**WORK INSTRUCTIONS**: Below are some records. Pull every line that contains the word "GOLD".

※

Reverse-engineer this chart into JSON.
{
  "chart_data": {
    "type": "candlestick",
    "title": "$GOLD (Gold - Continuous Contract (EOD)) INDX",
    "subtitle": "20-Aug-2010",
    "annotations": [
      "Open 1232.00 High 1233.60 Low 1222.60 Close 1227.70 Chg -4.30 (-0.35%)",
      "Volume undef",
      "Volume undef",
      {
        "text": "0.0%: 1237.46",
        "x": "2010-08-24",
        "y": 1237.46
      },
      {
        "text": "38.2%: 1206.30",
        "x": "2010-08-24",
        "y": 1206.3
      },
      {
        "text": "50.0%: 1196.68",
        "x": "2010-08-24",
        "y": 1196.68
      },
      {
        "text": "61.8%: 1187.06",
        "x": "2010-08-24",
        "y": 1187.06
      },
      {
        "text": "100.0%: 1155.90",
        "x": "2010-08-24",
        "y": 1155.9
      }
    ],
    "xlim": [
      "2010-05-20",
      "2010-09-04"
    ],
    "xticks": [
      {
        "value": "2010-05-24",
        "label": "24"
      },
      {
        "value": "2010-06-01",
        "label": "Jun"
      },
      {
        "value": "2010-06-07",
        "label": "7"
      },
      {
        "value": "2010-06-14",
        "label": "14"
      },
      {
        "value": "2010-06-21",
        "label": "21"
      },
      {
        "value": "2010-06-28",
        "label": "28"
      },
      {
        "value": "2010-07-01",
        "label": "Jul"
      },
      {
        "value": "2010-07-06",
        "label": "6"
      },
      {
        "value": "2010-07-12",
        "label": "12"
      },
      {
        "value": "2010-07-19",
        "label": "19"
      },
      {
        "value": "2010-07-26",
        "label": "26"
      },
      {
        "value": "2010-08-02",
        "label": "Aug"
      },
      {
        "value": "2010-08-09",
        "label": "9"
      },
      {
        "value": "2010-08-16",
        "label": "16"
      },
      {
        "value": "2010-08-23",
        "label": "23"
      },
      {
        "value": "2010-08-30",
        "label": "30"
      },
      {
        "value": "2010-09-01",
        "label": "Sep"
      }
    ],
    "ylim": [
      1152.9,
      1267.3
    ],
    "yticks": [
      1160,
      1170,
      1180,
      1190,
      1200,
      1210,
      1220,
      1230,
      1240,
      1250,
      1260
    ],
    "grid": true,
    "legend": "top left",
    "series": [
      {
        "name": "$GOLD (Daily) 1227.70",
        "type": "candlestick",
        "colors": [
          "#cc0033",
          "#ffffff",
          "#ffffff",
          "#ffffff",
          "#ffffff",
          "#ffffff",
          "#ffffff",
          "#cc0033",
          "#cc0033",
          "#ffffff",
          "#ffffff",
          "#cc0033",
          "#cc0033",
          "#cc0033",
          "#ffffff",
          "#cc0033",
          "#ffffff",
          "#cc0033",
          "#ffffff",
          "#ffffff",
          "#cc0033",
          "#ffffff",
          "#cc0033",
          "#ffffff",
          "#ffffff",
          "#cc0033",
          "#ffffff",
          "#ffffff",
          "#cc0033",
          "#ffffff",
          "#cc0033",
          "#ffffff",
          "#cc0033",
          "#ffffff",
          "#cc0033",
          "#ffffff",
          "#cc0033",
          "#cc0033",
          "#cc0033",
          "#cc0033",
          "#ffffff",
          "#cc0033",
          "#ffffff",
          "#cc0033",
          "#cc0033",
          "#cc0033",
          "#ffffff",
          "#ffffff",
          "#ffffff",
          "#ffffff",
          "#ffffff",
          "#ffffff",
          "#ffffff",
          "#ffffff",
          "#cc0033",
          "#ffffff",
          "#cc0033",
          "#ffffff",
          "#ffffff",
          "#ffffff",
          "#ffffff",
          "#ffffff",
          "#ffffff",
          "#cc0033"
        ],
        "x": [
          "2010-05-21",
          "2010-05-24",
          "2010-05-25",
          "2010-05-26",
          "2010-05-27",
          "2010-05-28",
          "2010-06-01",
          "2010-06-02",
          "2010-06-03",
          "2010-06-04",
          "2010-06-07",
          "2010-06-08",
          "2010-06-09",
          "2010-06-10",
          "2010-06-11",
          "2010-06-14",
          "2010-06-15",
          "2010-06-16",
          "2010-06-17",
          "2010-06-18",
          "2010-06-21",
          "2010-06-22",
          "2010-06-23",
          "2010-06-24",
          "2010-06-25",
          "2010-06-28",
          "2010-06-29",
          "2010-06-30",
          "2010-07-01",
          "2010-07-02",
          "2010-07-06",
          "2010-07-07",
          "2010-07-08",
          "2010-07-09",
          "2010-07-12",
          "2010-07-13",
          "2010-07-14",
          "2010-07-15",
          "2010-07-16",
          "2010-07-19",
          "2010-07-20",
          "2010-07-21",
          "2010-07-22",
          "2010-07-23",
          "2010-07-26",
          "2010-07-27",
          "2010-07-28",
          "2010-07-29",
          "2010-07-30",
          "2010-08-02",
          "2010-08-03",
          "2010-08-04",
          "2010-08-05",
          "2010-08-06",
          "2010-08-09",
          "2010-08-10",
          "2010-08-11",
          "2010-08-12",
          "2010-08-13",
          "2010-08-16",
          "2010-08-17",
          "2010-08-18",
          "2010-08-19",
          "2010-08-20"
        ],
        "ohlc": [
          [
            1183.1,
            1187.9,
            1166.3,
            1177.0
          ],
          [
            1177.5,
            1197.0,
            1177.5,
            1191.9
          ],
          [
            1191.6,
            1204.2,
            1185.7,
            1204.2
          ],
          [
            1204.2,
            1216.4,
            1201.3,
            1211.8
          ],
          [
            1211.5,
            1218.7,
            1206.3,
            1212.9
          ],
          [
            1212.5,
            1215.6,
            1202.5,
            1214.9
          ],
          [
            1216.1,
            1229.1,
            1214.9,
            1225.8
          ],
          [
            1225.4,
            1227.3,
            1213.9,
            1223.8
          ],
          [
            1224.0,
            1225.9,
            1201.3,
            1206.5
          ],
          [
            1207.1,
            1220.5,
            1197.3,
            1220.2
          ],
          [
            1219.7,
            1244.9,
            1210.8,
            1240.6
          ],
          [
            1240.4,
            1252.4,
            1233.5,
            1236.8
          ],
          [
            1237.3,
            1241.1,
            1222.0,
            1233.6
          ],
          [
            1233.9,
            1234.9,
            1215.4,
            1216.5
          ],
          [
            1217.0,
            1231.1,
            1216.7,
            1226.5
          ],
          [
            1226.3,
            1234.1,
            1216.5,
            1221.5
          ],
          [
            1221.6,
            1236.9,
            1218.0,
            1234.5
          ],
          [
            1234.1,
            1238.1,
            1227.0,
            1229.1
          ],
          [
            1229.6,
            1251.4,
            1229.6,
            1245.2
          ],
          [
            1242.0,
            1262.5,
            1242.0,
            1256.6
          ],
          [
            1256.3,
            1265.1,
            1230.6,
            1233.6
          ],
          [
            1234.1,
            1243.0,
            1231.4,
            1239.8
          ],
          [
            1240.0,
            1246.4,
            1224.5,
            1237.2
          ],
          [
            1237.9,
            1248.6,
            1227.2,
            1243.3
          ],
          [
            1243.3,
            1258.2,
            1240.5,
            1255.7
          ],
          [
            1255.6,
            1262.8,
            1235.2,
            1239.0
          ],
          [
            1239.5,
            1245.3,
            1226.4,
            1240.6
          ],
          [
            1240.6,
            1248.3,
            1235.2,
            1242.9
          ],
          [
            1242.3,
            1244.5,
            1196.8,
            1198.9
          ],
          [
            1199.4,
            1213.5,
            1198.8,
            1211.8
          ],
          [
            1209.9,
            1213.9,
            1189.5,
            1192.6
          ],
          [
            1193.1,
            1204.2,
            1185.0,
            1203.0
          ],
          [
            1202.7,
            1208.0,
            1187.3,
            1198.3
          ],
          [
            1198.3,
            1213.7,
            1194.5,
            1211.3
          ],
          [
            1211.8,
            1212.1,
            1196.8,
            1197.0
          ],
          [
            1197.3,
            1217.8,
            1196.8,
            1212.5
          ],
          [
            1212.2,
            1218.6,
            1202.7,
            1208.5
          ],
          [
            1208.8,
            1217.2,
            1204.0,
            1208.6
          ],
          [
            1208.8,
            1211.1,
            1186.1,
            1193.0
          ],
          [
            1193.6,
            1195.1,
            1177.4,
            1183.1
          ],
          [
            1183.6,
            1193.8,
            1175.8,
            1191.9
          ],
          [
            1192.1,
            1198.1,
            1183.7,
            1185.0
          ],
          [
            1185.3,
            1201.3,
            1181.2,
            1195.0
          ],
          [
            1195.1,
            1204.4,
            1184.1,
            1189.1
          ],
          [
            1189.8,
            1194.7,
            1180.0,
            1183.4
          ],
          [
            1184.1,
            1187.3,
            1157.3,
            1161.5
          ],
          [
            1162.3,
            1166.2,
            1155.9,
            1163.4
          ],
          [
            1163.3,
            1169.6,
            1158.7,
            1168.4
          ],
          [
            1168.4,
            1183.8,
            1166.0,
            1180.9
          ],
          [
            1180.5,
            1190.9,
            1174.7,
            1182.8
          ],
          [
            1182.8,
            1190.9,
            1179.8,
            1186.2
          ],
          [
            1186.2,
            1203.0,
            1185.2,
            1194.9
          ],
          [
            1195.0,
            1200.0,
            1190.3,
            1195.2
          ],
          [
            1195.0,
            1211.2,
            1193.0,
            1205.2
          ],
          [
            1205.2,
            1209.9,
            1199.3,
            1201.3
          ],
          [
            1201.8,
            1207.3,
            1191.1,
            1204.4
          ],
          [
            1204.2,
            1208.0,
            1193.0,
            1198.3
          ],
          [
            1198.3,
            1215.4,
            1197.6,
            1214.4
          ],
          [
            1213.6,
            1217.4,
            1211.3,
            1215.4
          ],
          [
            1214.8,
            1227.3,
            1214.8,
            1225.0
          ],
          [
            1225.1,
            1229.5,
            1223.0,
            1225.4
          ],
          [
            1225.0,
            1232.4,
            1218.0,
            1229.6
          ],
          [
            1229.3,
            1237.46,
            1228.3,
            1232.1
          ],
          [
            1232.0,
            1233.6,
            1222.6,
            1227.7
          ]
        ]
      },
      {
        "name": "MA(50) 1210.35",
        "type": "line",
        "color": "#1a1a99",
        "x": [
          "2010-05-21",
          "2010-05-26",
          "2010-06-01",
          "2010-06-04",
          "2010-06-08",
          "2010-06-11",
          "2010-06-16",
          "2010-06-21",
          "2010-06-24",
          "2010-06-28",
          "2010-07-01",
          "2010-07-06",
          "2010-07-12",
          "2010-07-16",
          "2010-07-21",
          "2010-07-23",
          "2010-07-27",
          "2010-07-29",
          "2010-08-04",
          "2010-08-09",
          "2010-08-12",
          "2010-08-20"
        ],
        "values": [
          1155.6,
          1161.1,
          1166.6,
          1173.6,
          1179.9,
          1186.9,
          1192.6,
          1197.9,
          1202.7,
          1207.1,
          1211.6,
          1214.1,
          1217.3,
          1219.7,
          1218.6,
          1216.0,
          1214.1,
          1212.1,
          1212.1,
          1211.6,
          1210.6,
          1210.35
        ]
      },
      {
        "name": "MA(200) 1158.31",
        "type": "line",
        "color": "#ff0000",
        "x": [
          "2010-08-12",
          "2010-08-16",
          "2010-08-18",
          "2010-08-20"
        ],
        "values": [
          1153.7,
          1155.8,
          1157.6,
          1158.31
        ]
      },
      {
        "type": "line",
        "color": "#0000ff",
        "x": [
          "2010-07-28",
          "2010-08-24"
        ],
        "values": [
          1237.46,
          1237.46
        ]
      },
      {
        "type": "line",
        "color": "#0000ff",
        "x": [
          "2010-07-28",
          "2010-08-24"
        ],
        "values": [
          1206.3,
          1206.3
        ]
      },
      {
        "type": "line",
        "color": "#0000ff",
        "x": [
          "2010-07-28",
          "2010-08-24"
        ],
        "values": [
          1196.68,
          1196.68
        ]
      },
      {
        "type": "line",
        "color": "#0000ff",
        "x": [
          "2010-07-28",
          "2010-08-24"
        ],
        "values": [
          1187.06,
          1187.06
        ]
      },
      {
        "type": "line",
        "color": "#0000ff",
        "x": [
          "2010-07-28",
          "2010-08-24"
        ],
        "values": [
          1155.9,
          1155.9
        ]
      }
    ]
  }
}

※

**OUTPUT FOR THIS EXERCISE**:
    "title": "$GOLD (Gold - Continuous Contract (EOD)) INDX",
        "name": "$GOLD (Daily) 1227.70",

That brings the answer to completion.